Portrayal of Black Elk's Vision of the Sacred Hoop

"I was standing on the highest mountain of them all,

and round about beneath me was the whole hoop of the world.

And while I stood there I saw more than I can tell and I understood more than I saw;

for I was seeing in a sacred manner the shapes of all things in the spirit,

and the shape of all shapes as they must live together like one being."

- Black Elk, The Sacred Hoop of My People


"One of the possible roots of the word 'religion' is religare: to bind, to connect. [Virginia] Woolf felt her way along the path of the permanent quest to which she was committed by binding and connecting the fragments she found within her and around her, fashioning and refashioning new combinations in art and in life ... Binding and connecting and creating new wholes that impel both thought love."

- Stephanie Paulsell, Religion Around Virginia Woolf


"If the world is torn to pieces, I want to see what story I can find in fragmentation."

Aim
In the page text, why does Black Elk say he understood more than he saw? Explain in one to three sentences.

Records
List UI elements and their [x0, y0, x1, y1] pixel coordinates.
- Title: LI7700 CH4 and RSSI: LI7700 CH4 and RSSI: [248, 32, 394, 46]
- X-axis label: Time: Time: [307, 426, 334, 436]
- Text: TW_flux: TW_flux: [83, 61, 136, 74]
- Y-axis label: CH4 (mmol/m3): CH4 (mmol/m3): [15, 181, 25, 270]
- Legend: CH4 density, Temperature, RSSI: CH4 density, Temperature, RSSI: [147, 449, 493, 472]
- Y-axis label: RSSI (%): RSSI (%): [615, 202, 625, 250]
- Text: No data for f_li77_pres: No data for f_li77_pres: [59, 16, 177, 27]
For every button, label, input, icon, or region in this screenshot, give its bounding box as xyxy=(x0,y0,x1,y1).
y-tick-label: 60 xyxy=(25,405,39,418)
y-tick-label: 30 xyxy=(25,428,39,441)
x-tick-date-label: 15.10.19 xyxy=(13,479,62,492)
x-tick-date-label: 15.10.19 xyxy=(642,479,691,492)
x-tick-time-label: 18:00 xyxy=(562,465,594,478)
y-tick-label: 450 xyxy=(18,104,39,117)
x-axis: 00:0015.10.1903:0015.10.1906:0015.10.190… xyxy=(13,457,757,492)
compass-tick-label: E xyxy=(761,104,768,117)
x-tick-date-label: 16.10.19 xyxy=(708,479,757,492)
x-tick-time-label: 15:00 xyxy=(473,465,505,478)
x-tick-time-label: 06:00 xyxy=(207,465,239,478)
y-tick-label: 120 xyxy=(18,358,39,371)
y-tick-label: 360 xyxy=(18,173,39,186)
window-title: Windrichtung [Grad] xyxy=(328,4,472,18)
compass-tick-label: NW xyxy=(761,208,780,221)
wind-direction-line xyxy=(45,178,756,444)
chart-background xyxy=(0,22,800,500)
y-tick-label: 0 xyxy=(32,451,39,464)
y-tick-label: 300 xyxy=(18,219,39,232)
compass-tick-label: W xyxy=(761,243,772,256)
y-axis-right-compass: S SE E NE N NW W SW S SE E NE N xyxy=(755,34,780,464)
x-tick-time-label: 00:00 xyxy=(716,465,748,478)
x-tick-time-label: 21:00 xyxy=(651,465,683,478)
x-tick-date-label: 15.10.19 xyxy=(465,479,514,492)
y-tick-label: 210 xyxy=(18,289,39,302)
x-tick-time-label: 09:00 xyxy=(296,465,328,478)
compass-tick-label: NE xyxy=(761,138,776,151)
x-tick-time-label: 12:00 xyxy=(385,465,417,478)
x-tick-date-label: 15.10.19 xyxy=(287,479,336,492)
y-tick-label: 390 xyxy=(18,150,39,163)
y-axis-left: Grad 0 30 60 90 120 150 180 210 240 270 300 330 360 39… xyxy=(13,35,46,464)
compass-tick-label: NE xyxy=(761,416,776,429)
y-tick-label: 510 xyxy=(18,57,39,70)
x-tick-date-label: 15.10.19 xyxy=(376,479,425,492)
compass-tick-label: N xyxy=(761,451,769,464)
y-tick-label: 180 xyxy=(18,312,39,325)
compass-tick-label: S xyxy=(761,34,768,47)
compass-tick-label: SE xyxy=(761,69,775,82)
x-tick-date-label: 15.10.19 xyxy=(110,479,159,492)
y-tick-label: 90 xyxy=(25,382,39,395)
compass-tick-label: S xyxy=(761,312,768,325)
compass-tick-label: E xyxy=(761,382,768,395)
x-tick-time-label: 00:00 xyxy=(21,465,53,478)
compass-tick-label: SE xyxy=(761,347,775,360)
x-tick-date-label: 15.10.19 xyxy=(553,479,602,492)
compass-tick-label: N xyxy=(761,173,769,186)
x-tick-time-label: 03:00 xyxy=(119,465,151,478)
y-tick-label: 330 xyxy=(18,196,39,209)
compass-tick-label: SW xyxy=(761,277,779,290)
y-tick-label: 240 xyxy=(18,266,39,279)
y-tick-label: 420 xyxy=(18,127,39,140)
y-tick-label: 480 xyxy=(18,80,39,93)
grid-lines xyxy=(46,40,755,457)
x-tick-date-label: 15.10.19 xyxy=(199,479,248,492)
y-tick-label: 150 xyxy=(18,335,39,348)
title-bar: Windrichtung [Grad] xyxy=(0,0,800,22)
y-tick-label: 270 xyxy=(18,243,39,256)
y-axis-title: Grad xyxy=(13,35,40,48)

Response to the exercise
Black Elk understood more than he saw because he was seeing "in a sacred manner the shapes of all things in the spirit." This let him perceive "the shape of all shapes as they must live together like one being."